GIVEN INSTRUCTION — Copy the material word for word, from its first line through the line that contains "parking label: P [195,710,204,725]", including both.
────────────────────────────────────────
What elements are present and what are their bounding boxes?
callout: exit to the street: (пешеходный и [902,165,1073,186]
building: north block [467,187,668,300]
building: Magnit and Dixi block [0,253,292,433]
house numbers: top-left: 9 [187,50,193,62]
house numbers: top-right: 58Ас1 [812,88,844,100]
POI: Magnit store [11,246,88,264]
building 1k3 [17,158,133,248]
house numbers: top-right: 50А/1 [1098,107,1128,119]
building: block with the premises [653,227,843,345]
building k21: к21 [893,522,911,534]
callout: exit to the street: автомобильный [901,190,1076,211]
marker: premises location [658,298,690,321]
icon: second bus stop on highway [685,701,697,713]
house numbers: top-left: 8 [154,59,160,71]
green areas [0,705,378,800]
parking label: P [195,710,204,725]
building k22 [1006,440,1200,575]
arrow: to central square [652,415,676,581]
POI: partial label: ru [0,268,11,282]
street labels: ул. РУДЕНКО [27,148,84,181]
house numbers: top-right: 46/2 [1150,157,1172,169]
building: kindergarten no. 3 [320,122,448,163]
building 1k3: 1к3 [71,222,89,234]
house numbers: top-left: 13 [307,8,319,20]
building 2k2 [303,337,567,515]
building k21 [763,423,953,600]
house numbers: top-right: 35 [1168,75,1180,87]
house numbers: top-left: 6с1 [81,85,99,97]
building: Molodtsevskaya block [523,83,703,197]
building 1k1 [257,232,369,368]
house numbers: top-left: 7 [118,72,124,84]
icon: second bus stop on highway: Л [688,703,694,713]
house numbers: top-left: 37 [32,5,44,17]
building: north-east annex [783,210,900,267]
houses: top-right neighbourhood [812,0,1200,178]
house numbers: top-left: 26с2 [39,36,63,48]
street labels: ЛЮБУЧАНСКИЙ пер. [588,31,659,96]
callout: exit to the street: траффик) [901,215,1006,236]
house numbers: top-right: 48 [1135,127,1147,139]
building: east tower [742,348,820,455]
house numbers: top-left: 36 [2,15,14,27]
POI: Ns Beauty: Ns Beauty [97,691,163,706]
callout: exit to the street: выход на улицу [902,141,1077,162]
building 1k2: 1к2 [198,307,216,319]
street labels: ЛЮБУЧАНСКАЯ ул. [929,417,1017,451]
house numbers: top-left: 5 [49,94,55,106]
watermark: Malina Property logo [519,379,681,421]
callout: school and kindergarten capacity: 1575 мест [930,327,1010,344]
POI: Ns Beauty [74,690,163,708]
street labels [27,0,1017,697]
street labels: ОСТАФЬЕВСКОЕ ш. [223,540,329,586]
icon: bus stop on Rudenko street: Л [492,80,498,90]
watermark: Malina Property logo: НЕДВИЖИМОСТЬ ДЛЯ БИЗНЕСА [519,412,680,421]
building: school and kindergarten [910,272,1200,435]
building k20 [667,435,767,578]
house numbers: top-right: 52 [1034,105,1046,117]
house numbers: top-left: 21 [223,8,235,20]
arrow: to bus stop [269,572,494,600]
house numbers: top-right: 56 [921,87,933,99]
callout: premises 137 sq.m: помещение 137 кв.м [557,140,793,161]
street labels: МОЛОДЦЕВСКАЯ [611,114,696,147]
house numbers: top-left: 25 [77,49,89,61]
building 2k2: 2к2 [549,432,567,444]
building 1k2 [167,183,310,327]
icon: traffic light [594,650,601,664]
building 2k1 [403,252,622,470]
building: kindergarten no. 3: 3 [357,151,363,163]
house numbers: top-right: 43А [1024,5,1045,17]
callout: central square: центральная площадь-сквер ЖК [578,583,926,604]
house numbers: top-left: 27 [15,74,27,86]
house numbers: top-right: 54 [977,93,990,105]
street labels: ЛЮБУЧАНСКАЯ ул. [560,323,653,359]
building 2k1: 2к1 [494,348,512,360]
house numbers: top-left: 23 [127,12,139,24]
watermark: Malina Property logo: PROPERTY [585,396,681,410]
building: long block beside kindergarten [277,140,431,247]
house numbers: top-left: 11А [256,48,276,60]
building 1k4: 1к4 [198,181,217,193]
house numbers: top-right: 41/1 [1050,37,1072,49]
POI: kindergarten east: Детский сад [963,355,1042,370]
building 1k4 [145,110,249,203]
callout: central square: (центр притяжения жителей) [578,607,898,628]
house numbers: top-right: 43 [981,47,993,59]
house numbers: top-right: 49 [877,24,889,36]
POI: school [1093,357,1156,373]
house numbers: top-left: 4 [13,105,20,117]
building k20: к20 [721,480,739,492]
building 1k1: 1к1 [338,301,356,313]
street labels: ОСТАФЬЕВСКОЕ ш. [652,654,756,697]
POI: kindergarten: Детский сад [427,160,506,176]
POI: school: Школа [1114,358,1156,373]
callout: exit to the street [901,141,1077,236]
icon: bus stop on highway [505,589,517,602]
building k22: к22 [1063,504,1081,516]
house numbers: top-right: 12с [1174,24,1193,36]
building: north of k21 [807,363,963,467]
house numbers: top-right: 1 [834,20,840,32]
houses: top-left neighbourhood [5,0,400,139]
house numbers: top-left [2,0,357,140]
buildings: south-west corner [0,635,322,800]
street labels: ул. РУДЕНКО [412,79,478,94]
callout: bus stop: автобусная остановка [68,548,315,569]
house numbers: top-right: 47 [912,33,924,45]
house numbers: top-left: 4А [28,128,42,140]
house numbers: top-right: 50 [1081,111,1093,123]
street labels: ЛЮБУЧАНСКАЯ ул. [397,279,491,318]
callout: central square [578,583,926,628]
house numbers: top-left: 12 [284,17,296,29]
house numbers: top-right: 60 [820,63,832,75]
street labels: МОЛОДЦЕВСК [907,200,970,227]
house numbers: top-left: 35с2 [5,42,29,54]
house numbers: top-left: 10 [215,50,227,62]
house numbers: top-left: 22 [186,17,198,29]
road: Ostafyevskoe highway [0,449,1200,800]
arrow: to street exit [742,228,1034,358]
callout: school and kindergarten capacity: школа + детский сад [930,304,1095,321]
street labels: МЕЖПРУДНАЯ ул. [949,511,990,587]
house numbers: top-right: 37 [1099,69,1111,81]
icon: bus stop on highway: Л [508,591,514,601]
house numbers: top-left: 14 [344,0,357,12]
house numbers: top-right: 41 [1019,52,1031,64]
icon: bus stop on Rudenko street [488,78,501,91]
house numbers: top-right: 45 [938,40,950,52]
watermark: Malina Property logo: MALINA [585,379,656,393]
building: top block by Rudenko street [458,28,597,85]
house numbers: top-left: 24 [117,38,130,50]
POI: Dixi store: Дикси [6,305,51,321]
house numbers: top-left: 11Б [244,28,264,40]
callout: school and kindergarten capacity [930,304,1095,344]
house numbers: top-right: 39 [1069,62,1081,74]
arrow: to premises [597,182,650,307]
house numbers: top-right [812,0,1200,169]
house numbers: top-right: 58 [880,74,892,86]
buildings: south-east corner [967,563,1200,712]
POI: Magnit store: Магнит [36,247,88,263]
────────────────────────────────────────
WRITTEN RESPONSE —
What elements are present and what are their bounding boxes?
callout: exit to the street: (пешеходный и [902,165,1073,186]
building: north block [467,187,668,300]
building: Magnit and Dixi block [0,253,292,433]
house numbers: top-left: 9 [187,50,193,62]
house numbers: top-right: 58Ас1 [812,88,844,100]
POI: Magnit store [11,246,88,264]
building 1k3 [17,158,133,248]
house numbers: top-right: 50А/1 [1098,107,1128,119]
building: block with the premises [653,227,843,345]
building k21: к21 [893,522,911,534]
callout: exit to the street: автомобильный [901,190,1076,211]
marker: premises location [658,298,690,321]
icon: second bus stop on highway [685,701,697,713]
house numbers: top-left: 8 [154,59,160,71]
green areas [0,705,378,800]
parking label: P [195,710,204,725]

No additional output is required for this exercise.